- **GIVEN RECORDS**:

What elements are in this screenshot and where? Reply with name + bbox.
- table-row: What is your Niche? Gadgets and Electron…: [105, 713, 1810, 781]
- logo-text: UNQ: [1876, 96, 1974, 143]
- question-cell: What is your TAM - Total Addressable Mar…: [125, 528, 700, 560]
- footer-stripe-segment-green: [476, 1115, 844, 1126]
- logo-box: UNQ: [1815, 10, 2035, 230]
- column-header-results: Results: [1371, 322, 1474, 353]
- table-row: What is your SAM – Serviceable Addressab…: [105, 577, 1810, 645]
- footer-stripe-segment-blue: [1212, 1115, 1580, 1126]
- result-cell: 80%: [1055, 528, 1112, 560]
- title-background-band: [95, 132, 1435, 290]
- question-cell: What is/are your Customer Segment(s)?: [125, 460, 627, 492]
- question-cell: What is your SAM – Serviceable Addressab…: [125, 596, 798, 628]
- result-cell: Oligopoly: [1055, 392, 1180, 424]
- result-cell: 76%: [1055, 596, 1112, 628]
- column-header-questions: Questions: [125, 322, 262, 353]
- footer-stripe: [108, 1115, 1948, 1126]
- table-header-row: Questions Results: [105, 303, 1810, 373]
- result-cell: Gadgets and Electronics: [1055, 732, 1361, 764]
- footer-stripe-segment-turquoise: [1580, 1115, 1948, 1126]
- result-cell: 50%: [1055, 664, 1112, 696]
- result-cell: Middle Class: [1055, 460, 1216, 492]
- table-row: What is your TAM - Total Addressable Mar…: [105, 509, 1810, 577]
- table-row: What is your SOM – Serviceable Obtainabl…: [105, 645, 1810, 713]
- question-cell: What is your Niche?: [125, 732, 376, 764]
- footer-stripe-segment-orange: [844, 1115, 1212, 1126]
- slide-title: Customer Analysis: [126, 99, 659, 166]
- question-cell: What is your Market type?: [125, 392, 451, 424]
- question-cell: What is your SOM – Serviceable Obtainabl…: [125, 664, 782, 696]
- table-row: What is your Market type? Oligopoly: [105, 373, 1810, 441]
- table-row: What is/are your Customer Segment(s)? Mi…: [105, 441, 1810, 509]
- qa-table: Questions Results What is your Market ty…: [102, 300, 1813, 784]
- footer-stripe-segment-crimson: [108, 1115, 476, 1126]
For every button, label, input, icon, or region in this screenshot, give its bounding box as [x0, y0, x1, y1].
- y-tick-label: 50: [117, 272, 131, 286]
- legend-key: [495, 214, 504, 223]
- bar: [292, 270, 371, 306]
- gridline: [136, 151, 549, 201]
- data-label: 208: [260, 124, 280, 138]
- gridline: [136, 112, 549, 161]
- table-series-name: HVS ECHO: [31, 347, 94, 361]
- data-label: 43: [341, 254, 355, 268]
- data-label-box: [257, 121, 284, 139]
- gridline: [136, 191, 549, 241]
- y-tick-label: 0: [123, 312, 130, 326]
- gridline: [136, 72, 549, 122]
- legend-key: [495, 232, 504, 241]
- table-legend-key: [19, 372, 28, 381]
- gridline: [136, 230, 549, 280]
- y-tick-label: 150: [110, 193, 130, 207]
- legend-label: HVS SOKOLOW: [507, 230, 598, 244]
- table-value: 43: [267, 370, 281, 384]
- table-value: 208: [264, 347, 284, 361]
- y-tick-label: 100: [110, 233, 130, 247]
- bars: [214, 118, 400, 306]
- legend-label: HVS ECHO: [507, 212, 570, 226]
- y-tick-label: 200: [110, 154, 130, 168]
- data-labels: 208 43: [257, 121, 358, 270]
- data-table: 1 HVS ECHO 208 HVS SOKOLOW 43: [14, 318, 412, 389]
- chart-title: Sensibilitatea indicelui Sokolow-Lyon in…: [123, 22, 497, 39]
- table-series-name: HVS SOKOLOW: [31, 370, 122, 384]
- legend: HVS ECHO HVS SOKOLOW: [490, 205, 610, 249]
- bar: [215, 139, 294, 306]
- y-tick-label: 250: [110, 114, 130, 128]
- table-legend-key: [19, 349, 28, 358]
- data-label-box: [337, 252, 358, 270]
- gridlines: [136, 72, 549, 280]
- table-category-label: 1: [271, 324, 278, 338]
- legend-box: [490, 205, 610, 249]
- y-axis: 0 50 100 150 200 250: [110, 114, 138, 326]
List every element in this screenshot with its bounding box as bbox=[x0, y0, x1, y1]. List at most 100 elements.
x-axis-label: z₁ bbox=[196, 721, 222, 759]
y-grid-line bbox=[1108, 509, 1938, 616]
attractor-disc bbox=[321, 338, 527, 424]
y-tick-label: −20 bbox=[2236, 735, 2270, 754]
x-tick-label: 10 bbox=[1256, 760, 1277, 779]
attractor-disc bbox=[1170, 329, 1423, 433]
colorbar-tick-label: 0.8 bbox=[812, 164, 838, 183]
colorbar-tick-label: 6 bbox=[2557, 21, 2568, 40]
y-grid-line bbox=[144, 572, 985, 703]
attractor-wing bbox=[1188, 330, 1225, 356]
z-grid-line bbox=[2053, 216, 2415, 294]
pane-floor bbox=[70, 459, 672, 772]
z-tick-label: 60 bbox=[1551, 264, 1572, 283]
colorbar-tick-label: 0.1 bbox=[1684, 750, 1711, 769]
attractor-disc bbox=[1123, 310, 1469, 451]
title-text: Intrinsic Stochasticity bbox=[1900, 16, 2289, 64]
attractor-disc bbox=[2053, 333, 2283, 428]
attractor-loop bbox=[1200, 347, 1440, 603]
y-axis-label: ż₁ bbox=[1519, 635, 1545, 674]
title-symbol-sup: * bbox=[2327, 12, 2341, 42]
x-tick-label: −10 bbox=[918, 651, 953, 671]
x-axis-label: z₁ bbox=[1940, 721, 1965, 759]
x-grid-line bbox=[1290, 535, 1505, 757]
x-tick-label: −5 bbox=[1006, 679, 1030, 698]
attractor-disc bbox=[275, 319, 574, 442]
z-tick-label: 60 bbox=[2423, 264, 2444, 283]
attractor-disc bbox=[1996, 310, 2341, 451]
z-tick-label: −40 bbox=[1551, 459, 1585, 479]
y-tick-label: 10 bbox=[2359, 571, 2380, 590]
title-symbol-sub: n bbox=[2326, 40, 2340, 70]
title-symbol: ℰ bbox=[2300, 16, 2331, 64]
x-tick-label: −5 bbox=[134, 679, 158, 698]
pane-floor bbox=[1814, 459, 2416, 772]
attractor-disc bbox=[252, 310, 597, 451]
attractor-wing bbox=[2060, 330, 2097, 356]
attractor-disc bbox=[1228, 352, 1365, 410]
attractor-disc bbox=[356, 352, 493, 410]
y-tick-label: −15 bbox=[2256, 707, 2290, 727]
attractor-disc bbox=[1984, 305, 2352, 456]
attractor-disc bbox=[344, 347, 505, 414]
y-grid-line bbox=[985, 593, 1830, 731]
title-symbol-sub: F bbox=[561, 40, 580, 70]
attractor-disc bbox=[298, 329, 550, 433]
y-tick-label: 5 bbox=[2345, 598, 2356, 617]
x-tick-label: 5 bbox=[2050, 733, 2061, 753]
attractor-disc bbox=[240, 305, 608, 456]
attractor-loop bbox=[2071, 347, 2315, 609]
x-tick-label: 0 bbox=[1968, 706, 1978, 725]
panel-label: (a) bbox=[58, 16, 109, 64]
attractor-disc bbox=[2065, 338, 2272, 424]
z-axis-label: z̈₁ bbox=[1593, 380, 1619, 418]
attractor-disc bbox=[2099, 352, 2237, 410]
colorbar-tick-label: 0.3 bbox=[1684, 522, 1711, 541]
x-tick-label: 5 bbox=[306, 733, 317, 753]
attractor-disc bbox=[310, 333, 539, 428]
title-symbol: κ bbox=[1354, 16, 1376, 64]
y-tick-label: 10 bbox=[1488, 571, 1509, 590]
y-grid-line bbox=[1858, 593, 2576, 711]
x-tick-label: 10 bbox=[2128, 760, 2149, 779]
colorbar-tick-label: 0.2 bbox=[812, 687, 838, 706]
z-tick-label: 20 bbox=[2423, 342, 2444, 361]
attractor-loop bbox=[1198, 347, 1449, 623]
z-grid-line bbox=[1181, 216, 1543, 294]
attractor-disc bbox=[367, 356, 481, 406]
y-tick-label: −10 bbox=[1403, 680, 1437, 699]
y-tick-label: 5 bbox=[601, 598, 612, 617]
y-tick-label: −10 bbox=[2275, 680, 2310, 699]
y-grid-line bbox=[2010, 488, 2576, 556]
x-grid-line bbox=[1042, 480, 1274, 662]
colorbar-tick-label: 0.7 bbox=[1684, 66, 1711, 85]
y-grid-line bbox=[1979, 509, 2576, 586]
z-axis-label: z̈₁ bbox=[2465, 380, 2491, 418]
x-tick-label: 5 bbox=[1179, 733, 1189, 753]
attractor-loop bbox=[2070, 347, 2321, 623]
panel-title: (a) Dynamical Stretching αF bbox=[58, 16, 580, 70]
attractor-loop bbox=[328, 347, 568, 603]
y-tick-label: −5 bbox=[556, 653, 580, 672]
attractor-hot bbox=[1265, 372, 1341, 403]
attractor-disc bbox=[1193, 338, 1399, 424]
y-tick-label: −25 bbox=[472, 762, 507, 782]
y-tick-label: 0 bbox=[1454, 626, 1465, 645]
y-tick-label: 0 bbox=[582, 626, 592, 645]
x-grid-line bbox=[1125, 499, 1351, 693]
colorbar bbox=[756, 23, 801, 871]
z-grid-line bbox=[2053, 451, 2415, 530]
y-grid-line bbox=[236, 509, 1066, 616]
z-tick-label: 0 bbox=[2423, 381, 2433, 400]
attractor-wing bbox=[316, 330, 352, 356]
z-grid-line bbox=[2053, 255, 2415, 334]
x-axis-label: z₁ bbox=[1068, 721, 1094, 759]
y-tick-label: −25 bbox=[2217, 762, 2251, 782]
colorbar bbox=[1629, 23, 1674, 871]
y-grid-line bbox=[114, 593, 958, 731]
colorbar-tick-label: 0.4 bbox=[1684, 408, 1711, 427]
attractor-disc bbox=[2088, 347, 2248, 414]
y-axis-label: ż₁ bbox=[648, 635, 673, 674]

- **PROMPT**: Copy the data word for word, starting from its first line and ending with the line that contains "- data-label: 208: [260, 124, 280, 138]", both included.

- **OUTPUT OF THE TASK**:
What elements are in this screenshot and where? Reply with name + bbox.
- table-row: What is your Niche? Gadgets and Electron…: [105, 713, 1810, 781]
- logo-text: UNQ: [1876, 96, 1974, 143]
- question-cell: What is your TAM - Total Addressable Mar…: [125, 528, 700, 560]
- footer-stripe-segment-green: [476, 1115, 844, 1126]
- logo-box: UNQ: [1815, 10, 2035, 230]
- column-header-results: Results: [1371, 322, 1474, 353]
- table-row: What is your SAM – Serviceable Addressab…: [105, 577, 1810, 645]
- footer-stripe-segment-blue: [1212, 1115, 1580, 1126]
- result-cell: 80%: [1055, 528, 1112, 560]
- title-background-band: [95, 132, 1435, 290]
- question-cell: What is/are your Customer Segment(s)?: [125, 460, 627, 492]
- question-cell: What is your SAM – Serviceable Addressab…: [125, 596, 798, 628]
- result-cell: Oligopoly: [1055, 392, 1180, 424]
- result-cell: 76%: [1055, 596, 1112, 628]
- column-header-questions: Questions: [125, 322, 262, 353]
- footer-stripe: [108, 1115, 1948, 1126]
- table-header-row: Questions Results: [105, 303, 1810, 373]
- result-cell: Gadgets and Electronics: [1055, 732, 1361, 764]
- footer-stripe-segment-turquoise: [1580, 1115, 1948, 1126]
- result-cell: 50%: [1055, 664, 1112, 696]
- result-cell: Middle Class: [1055, 460, 1216, 492]
- table-row: What is your TAM - Total Addressable Mar…: [105, 509, 1810, 577]
- table-row: What is your SOM – Serviceable Obtainabl…: [105, 645, 1810, 713]
- question-cell: What is your Niche?: [125, 732, 376, 764]
- footer-stripe-segment-orange: [844, 1115, 1212, 1126]
- slide-title: Customer Analysis: [126, 99, 659, 166]
- question-cell: What is your Market type?: [125, 392, 451, 424]
- question-cell: What is your SOM – Serviceable Obtainabl…: [125, 664, 782, 696]
- table-row: What is your Market type? Oligopoly: [105, 373, 1810, 441]
- table-row: What is/are your Customer Segment(s)? Mi…: [105, 441, 1810, 509]
- qa-table: Questions Results What is your Market ty…: [102, 300, 1813, 784]
- footer-stripe-segment-crimson: [108, 1115, 476, 1126]
For every button, label, input, icon, or region in this screenshot, give its bounding box as [x0, y0, x1, y1].
- y-tick-label: 50: [117, 272, 131, 286]
- legend-key: [495, 214, 504, 223]
- bar: [292, 270, 371, 306]
- gridline: [136, 151, 549, 201]
- data-label: 208: [260, 124, 280, 138]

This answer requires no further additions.